[Dataset listings of figures]
begin
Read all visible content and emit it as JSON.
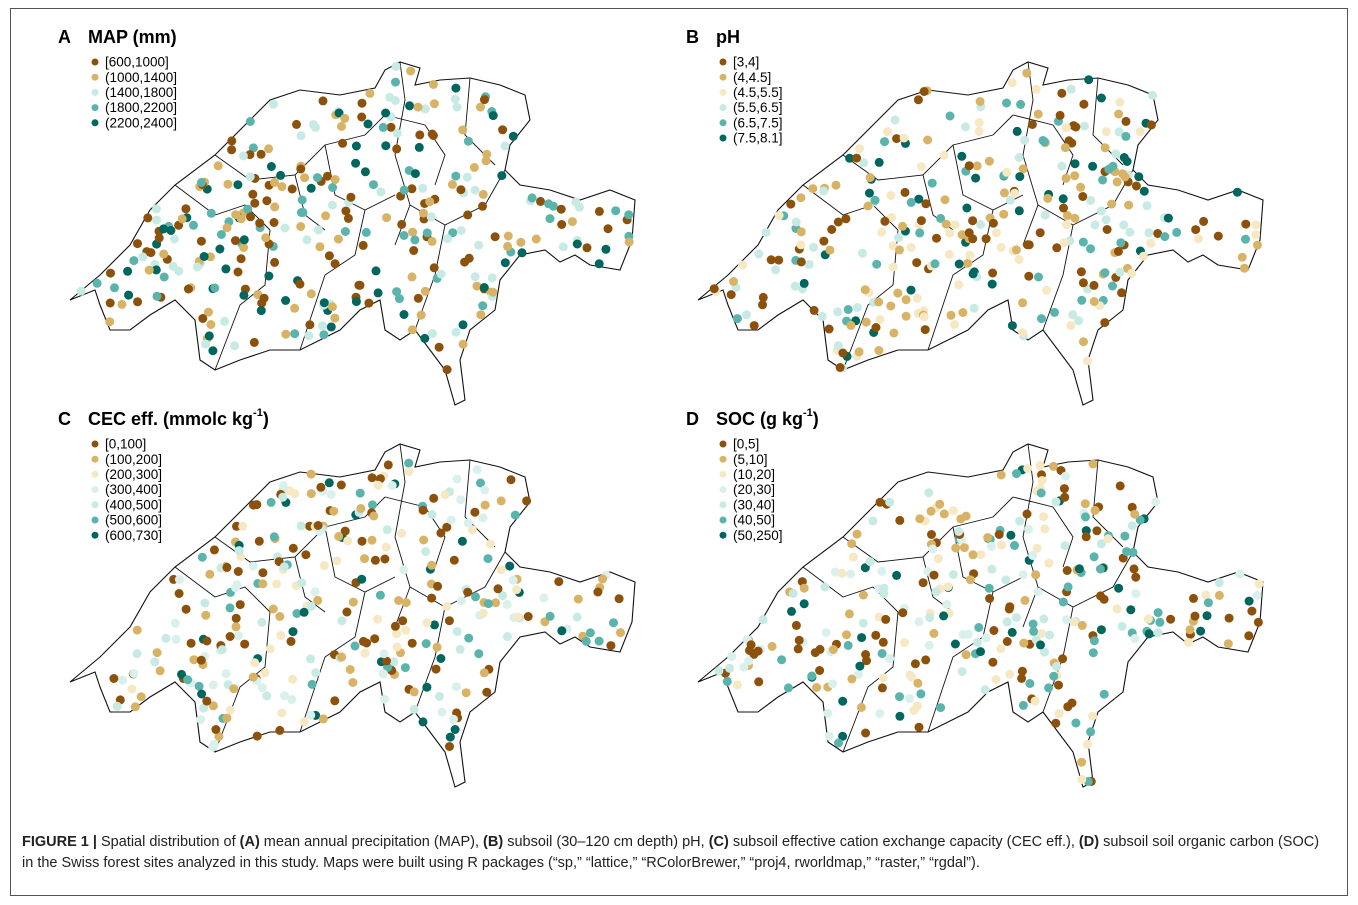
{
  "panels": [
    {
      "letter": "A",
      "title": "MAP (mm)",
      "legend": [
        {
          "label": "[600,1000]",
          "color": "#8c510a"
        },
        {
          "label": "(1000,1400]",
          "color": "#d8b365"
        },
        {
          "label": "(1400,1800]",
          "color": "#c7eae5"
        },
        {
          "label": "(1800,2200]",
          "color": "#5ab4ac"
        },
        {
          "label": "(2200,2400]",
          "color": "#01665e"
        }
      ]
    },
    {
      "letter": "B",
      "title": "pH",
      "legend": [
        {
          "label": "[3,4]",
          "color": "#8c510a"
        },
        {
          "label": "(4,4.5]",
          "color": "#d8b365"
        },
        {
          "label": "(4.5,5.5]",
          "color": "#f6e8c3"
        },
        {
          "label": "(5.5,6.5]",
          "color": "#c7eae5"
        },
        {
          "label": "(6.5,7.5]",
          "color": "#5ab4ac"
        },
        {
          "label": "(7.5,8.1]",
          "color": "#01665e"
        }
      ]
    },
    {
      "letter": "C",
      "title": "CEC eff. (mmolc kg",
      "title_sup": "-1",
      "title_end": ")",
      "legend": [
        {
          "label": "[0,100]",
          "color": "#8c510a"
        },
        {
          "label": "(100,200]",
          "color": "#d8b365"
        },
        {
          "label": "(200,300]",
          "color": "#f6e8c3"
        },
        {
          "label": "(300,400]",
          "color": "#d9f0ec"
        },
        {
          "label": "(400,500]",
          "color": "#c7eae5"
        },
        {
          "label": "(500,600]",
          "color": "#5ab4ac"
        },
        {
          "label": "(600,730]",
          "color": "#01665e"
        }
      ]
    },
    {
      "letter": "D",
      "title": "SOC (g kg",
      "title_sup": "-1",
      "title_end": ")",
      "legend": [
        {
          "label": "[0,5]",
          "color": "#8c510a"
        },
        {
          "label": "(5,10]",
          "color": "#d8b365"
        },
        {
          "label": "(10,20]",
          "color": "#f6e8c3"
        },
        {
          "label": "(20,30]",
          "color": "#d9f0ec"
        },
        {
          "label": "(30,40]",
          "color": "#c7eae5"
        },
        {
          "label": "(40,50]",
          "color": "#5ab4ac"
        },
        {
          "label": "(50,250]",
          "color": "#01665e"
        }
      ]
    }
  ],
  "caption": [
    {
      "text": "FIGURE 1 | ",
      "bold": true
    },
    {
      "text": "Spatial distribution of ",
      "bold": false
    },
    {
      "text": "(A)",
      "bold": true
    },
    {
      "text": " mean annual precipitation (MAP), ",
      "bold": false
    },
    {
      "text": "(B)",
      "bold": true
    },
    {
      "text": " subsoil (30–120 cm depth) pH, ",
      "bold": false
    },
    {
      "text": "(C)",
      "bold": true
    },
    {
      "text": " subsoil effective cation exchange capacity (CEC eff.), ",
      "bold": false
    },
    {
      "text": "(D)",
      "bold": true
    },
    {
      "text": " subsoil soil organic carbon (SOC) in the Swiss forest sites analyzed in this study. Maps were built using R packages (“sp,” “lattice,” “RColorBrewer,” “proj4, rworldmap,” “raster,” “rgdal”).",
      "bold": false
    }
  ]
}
end
▶ [What to work on]
Check each line of the records above for the string "text", and report every line that has it.

▶ [Written solution]
      "text": "FIGURE 1 | ",
      "text": "Spatial distribution of ",
      "text": "(A)",
      "text": " mean annual precipitation (MAP), ",
      "text": "(B)",
      "text": " subsoil (30–120 cm depth) pH, ",
      "text": "(C)",
      "text": " subsoil effective cation exchange capacity (CEC eff.), ",
      "text": "(D)",
      "text": " subsoil soil organic carbon (SOC) in the Swiss forest sites analyzed in this study. Maps were built using R packages (“sp,” “lattice,” “RColorBrewer,” “proj4, rworldmap,” “raster,” “rgdal”).",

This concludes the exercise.